Using the listing below, please gather every line containing the word "this".

Start

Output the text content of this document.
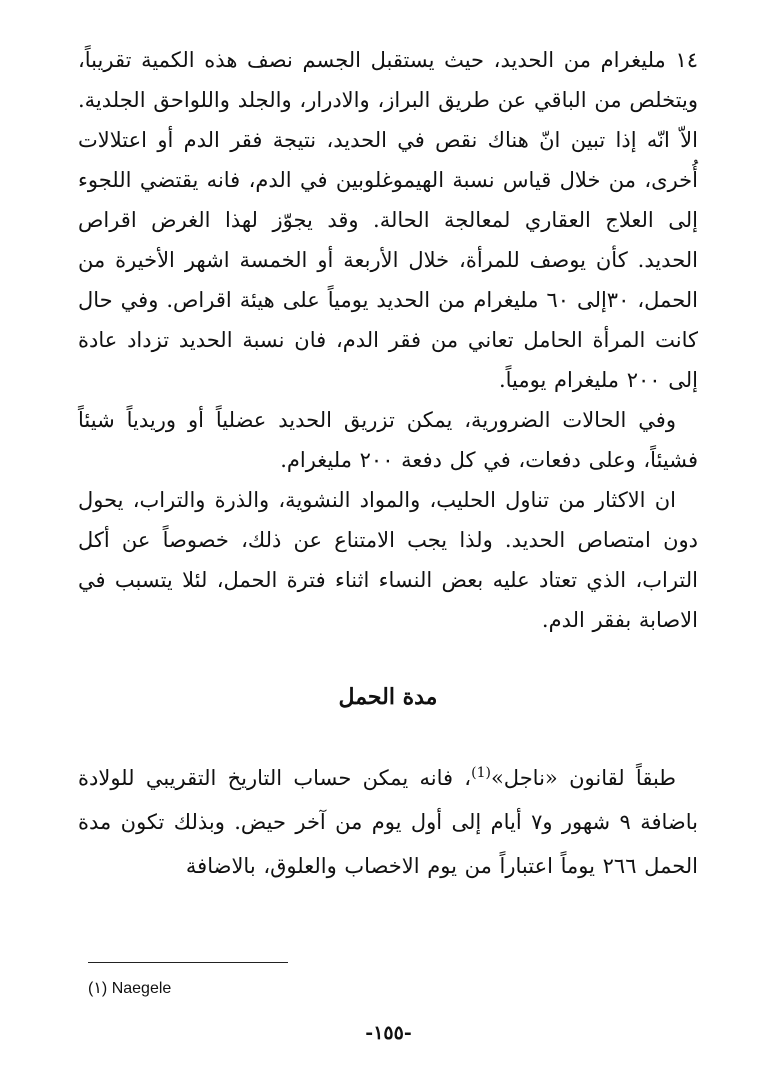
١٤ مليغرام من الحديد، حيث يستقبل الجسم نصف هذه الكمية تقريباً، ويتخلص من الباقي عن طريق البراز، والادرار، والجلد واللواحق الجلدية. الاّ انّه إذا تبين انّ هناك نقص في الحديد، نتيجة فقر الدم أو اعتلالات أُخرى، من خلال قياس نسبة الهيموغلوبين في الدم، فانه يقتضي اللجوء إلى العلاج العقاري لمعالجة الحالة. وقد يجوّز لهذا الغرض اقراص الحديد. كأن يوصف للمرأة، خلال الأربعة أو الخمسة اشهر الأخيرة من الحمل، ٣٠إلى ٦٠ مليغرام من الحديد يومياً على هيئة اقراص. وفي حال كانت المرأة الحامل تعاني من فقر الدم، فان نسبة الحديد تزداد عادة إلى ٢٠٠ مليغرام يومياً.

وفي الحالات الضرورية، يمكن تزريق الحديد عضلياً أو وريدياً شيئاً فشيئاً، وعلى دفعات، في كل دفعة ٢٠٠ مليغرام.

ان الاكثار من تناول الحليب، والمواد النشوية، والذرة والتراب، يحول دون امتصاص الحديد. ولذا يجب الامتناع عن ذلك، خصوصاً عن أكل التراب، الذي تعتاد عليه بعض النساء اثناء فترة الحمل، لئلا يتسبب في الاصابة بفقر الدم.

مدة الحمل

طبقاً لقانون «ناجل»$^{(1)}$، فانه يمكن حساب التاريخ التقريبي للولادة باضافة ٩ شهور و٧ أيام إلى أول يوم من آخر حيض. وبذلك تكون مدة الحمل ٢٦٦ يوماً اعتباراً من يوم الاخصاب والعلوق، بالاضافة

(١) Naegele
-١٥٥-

End
Start

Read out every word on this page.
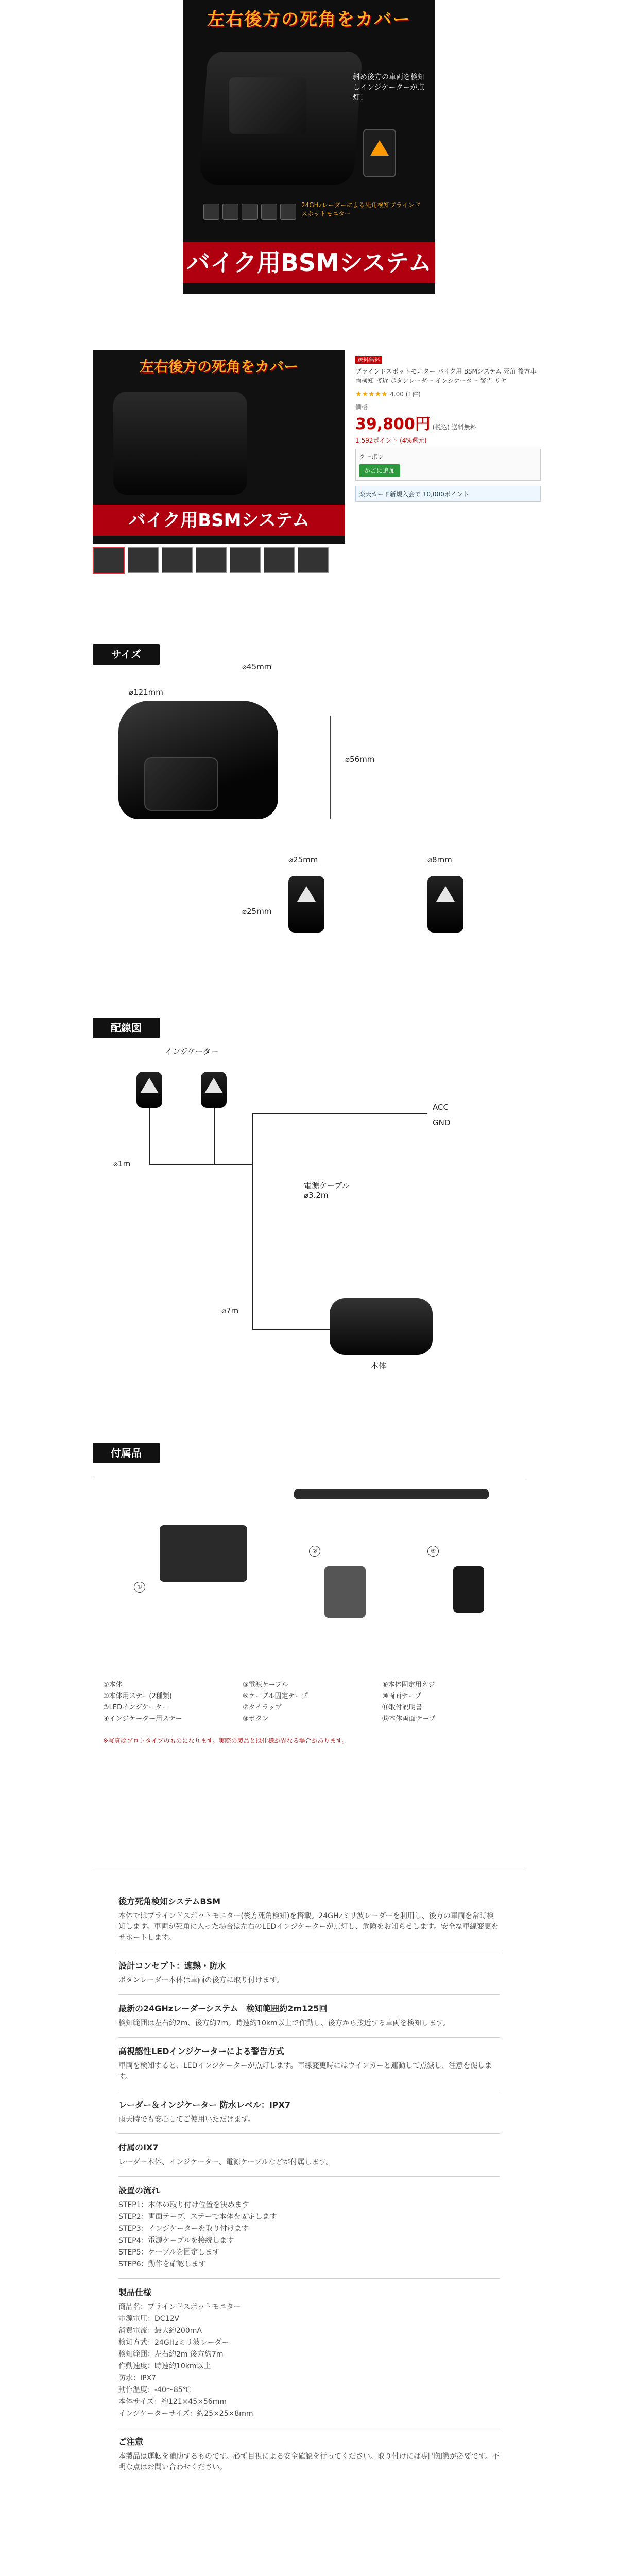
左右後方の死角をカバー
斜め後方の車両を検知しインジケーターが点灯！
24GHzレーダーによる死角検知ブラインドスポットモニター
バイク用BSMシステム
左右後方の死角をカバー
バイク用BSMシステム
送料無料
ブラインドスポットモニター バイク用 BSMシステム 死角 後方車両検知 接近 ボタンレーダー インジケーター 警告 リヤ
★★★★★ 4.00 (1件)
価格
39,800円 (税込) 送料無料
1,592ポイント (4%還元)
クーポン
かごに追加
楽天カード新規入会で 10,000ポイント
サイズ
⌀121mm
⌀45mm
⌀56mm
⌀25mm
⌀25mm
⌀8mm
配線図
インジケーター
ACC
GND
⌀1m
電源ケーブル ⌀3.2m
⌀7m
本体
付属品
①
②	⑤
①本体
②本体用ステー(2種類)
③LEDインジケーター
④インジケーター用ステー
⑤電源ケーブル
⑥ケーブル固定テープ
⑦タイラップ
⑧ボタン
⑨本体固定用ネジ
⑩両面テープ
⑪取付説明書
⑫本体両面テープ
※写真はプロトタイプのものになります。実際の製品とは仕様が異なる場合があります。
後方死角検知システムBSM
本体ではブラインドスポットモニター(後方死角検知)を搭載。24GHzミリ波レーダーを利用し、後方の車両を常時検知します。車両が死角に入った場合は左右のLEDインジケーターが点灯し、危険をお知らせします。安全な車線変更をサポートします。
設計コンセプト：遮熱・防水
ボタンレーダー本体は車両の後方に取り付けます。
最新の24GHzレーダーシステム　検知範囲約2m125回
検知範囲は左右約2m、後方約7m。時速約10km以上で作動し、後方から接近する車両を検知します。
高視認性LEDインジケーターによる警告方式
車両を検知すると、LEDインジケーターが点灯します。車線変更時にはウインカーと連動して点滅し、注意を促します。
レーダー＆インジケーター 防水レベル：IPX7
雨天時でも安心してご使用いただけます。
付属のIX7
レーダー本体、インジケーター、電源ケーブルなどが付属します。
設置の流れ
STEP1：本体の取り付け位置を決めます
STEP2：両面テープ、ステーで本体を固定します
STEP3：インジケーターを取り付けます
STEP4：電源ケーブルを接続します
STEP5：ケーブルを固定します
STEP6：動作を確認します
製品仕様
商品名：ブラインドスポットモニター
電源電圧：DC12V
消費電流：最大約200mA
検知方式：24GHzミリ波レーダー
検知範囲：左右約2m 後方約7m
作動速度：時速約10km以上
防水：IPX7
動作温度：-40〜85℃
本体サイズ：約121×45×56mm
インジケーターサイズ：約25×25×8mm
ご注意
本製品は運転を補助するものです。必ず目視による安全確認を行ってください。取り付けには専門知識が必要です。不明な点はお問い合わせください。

End
Start

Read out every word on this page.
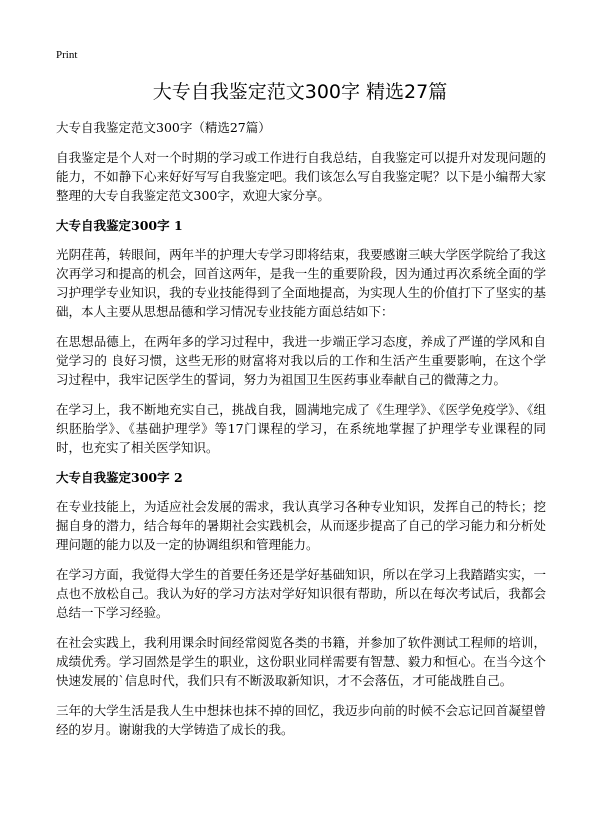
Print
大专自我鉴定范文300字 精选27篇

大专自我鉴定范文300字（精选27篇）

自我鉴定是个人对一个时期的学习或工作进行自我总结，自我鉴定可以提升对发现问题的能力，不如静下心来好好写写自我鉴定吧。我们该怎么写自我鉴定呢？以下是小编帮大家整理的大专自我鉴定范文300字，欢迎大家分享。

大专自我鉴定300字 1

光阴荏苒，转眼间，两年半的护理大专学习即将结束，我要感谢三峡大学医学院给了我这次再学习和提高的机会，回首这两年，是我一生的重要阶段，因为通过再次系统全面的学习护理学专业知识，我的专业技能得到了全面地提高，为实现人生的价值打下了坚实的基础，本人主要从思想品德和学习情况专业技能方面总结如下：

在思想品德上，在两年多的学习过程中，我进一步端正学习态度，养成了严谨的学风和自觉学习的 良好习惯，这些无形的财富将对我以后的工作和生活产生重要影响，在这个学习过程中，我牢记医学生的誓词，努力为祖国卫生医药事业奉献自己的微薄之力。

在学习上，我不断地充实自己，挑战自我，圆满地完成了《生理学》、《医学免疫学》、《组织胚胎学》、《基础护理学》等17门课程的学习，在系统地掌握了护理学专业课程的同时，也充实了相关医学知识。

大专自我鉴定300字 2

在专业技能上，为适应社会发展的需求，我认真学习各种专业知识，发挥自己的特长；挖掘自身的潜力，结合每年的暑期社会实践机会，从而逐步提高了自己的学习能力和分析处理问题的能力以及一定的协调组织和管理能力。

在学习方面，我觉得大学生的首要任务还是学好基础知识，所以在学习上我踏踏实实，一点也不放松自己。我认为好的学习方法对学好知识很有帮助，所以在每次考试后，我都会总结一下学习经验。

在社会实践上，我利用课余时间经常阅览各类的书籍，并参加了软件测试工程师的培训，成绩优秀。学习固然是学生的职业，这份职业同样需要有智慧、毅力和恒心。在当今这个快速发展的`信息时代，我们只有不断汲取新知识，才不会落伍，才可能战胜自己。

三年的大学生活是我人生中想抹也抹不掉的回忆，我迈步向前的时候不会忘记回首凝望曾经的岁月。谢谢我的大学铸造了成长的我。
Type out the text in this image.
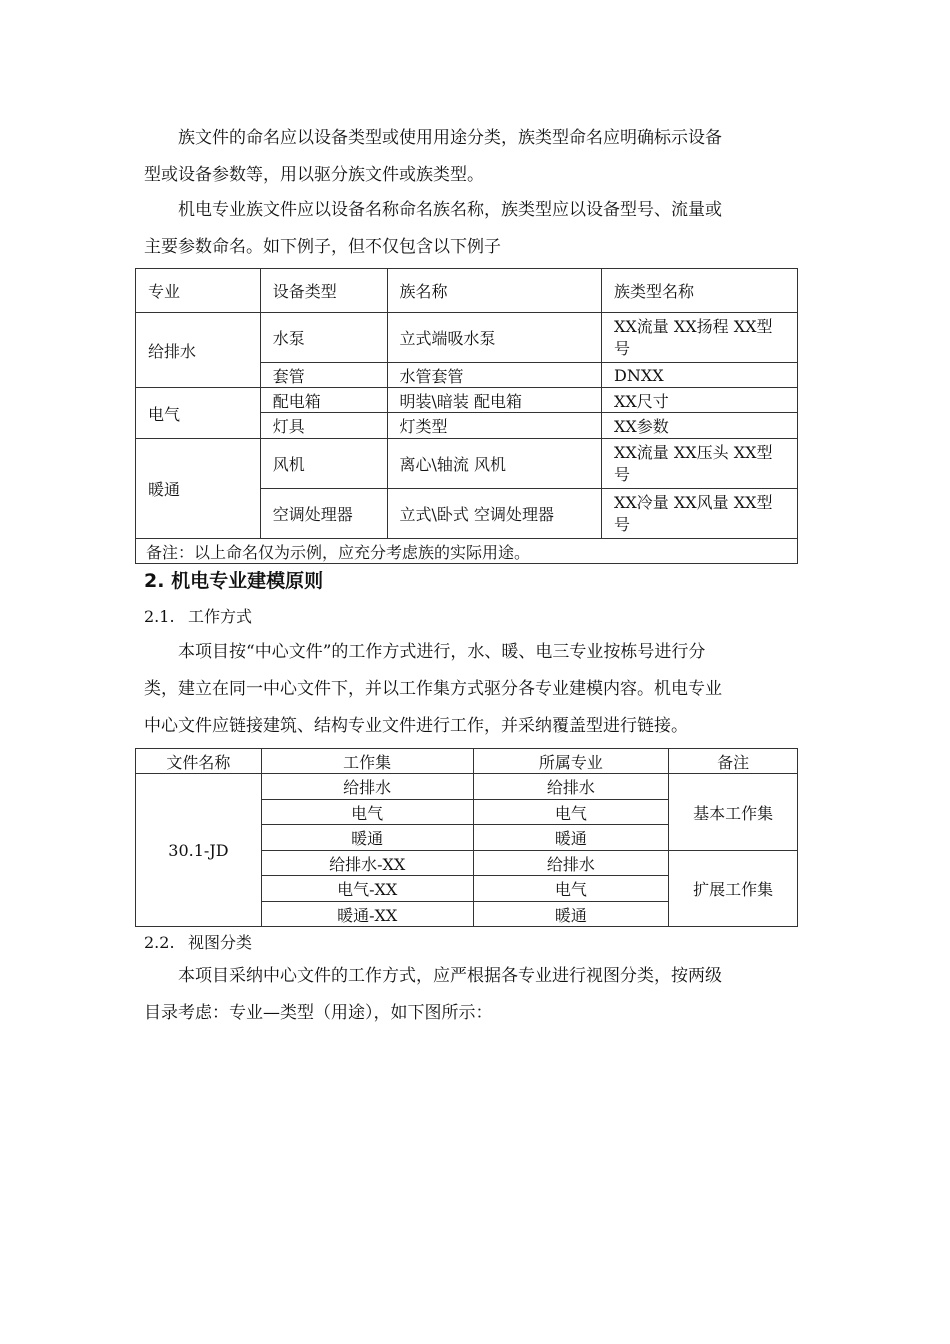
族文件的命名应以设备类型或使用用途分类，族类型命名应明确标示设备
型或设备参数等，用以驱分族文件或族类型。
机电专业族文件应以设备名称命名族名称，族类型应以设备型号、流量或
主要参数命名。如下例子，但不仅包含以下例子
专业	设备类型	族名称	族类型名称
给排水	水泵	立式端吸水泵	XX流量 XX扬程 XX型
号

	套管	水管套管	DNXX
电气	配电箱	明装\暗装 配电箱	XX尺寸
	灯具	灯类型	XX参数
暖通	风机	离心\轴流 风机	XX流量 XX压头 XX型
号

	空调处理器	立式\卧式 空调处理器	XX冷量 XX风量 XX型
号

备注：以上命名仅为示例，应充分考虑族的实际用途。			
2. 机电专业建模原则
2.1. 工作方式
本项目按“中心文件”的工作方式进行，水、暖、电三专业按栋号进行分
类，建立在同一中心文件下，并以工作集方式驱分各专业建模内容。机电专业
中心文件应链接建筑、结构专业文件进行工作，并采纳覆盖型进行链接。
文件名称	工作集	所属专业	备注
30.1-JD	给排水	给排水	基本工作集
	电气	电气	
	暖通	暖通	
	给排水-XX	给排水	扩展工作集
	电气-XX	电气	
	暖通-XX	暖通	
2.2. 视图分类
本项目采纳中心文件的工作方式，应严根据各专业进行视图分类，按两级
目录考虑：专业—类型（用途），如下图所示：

End

**Result**
Output the text content of this document.
Read out every word on this page.
Read out every word on this page.
Type out the text in this image.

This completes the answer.